--- Begin Input records ---

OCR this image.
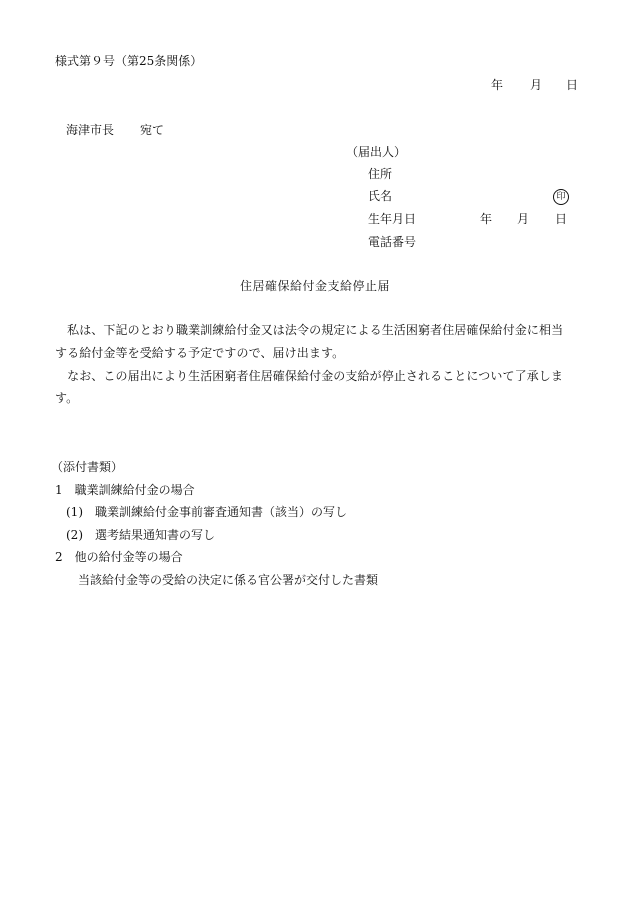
様式第９号（第25条関係）
年 月 日
海津市長 宛て
（届出人）
住所
氏名	印
生年月日	年 月 日
電話番号
住居確保給付金支給停止届
　私は、下記のとおり職業訓練給付金又は法令の規定による生活困窮者住居確保給付金に相当
する給付金等を受給する予定ですので、届け出ます。
　なお、この届出により生活困窮者住居確保給付金の支給が停止されることについて了承しま
す。
（添付書類）
1　職業訓練給付金の場合
(1)　職業訓練給付金事前審査通知書（該当）の写し
(2)　選考結果通知書の写し
2　他の給付金等の場合
当該給付金等の受給の決定に係る官公署が交付した書類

--- End Input records ---

-- Goal of the exercise --
Copy the material above exactly and drop the pictures.

-- Answer in full --
OCR this image.
様式第９号（第25条関係）
年 月 日
海津市長 宛て
（届出人）
住所
氏名	印
生年月日	年 月 日
電話番号
住居確保給付金支給停止届
　私は、下記のとおり職業訓練給付金又は法令の規定による生活困窮者住居確保給付金に相当
する給付金等を受給する予定ですので、届け出ます。
　なお、この届出により生活困窮者住居確保給付金の支給が停止されることについて了承しま
す。
（添付書類）
1　職業訓練給付金の場合
(1)　職業訓練給付金事前審査通知書（該当）の写し
(2)　選考結果通知書の写し
2　他の給付金等の場合
当該給付金等の受給の決定に係る官公署が交付した書類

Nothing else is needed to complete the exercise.